Формулировка задания: Преобразуйте строки данных в таблицу Markdown с колонками «Номер» и «Текст»: от строки, где есть «What elements are», до строки, где есть «donut-slice <box>621 808 757 951</box>», включительно. Пустые строки пропустите.

Исходные данные:
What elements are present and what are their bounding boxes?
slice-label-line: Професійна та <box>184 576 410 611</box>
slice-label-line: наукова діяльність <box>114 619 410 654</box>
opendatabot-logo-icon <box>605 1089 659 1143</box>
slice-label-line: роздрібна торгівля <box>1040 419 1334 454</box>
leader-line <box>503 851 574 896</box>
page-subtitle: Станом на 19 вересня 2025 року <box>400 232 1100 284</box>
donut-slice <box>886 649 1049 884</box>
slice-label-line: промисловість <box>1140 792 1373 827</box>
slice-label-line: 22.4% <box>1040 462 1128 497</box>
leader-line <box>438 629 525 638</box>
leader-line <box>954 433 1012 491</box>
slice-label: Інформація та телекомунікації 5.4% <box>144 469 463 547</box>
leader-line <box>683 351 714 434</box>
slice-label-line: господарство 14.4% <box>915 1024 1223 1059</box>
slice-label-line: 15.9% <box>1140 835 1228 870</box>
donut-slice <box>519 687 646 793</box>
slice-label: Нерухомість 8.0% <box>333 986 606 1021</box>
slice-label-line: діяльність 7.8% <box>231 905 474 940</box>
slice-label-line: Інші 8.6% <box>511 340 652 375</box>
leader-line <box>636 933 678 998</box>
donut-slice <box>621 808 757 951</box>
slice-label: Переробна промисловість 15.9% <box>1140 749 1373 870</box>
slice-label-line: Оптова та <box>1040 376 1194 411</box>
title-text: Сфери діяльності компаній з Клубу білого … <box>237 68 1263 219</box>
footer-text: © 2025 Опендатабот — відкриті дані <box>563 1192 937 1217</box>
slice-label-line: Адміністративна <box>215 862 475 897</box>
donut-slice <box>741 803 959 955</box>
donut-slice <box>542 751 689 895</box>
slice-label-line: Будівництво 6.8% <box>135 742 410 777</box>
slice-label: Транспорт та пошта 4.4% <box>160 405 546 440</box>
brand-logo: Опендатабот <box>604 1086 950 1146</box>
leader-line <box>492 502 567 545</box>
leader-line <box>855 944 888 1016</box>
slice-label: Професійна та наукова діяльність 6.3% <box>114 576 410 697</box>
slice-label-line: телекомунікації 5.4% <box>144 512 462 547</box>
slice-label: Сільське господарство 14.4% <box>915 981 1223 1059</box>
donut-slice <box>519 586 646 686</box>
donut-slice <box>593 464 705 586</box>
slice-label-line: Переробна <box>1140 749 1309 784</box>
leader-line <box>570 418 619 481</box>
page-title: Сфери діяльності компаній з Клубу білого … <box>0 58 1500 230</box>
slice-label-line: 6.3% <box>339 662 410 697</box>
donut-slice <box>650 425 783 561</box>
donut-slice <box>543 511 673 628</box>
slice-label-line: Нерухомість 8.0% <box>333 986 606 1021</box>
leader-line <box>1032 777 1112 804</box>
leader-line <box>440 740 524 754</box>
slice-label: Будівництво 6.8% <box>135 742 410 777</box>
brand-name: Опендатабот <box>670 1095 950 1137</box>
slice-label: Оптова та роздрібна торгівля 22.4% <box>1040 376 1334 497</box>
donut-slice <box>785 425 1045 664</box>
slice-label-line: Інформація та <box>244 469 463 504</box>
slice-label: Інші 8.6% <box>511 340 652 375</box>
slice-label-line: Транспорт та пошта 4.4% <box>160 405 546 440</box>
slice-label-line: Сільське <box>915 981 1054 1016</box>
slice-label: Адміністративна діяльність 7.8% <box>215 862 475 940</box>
* * *
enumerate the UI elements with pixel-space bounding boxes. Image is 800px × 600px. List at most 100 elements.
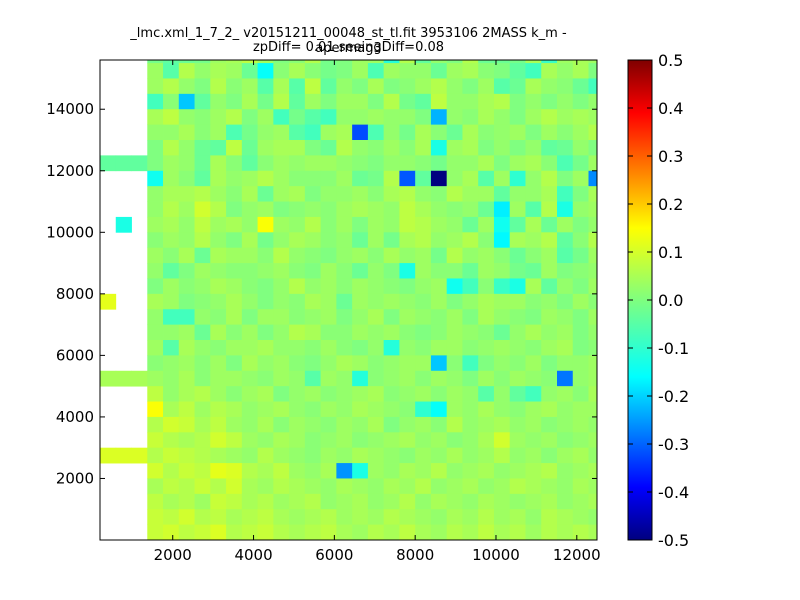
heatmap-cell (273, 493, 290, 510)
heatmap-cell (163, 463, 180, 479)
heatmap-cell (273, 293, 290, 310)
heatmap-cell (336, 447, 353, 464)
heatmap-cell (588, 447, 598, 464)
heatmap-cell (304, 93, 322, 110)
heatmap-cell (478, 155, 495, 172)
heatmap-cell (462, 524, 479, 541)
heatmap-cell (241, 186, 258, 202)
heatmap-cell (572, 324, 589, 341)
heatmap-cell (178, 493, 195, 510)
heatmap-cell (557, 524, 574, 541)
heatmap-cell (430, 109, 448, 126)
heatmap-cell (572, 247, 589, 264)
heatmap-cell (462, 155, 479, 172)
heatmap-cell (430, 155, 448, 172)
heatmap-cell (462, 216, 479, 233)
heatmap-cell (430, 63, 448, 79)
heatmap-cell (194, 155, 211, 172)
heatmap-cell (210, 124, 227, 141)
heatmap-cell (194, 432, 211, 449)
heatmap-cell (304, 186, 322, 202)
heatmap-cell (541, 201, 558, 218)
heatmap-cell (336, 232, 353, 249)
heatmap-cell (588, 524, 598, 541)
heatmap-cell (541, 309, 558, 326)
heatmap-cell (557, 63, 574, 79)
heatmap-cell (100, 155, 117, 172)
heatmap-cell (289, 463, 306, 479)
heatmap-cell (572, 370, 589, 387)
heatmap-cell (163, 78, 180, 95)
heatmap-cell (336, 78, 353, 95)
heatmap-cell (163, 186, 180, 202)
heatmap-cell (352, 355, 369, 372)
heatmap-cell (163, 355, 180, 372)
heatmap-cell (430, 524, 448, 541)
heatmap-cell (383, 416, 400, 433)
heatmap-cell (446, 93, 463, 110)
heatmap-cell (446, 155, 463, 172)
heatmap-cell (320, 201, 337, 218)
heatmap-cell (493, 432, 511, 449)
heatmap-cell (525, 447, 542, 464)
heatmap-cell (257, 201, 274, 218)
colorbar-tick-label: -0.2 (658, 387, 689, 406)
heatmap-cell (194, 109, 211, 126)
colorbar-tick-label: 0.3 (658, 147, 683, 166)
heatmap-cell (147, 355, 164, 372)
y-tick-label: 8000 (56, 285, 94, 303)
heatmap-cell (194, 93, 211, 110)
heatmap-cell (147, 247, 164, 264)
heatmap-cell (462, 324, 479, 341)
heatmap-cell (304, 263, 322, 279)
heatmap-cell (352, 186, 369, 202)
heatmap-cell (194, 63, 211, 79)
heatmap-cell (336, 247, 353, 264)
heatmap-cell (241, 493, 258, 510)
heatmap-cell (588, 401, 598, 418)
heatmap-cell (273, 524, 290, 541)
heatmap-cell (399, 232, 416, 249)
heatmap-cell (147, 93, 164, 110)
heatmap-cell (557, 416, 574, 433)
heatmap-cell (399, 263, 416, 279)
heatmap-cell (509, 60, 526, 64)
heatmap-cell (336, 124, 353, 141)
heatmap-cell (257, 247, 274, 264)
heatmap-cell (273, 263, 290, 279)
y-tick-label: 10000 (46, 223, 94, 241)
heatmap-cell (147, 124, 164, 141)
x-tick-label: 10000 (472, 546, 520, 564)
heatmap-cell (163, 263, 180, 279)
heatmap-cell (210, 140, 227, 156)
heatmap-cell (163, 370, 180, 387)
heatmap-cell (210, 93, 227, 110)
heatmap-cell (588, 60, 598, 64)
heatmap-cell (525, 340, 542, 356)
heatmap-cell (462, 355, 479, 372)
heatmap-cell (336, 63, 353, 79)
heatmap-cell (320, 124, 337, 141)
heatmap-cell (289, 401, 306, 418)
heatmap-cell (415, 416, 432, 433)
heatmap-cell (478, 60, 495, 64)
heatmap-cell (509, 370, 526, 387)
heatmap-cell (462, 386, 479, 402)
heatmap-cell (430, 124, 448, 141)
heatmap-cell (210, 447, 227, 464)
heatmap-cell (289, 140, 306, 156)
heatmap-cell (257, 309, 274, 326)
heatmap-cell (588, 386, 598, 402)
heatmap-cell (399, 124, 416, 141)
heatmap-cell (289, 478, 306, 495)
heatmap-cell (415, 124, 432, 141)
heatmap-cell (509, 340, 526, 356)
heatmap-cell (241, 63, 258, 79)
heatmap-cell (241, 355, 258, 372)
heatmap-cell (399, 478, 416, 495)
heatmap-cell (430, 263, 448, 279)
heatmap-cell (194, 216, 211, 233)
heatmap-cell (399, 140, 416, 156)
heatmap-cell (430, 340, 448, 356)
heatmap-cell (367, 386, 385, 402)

Решение задания:
| Номер | Текст |
|---|---|
| 1 | What elements are present and what are their bounding boxes? |
| 2 | slice-label-line: Професійна та <box>184 576 410 611</box> |
| 3 | slice-label-line: наукова діяльність <box>114 619 410 654</box> |
| 4 | opendatabot-logo-icon <box>605 1089 659 1143</box> |
| 5 | slice-label-line: роздрібна торгівля <box>1040 419 1334 454</box> |
| 6 | leader-line <box>503 851 574 896</box> |
| 7 | page-subtitle: Станом на 19 вересня 2025 року <box>400 232 1100 284</box> |
| 8 | donut-slice <box>886 649 1049 884</box> |
| 9 | slice-label-line: промисловість <box>1140 792 1373 827</box> |
| 10 | slice-label-line: 22.4% <box>1040 462 1128 497</box> |
| 11 | leader-line <box>438 629 525 638</box> |
| 12 | leader-line <box>954 433 1012 491</box> |
| 13 | slice-label: Інформація та телекомунікації 5.4% <box>144 469 463 547</box> |
| 14 | leader-line <box>683 351 714 434</box> |
| 15 | slice-label-line: господарство 14.4% <box>915 1024 1223 1059</box> |
| 16 | slice-label-line: 15.9% <box>1140 835 1228 870</box> |
| 17 | donut-slice <box>519 687 646 793</box> |
| 18 | slice-label: Нерухомість 8.0% <box>333 986 606 1021</box> |
| 19 | slice-label-line: діяльність 7.8% <box>231 905 474 940</box> |
| 20 | slice-label-line: Інші 8.6% <box>511 340 652 375</box> |
| 21 | leader-line <box>636 933 678 998</box> |
| 22 | donut-slice <box>621 808 757 951</box> |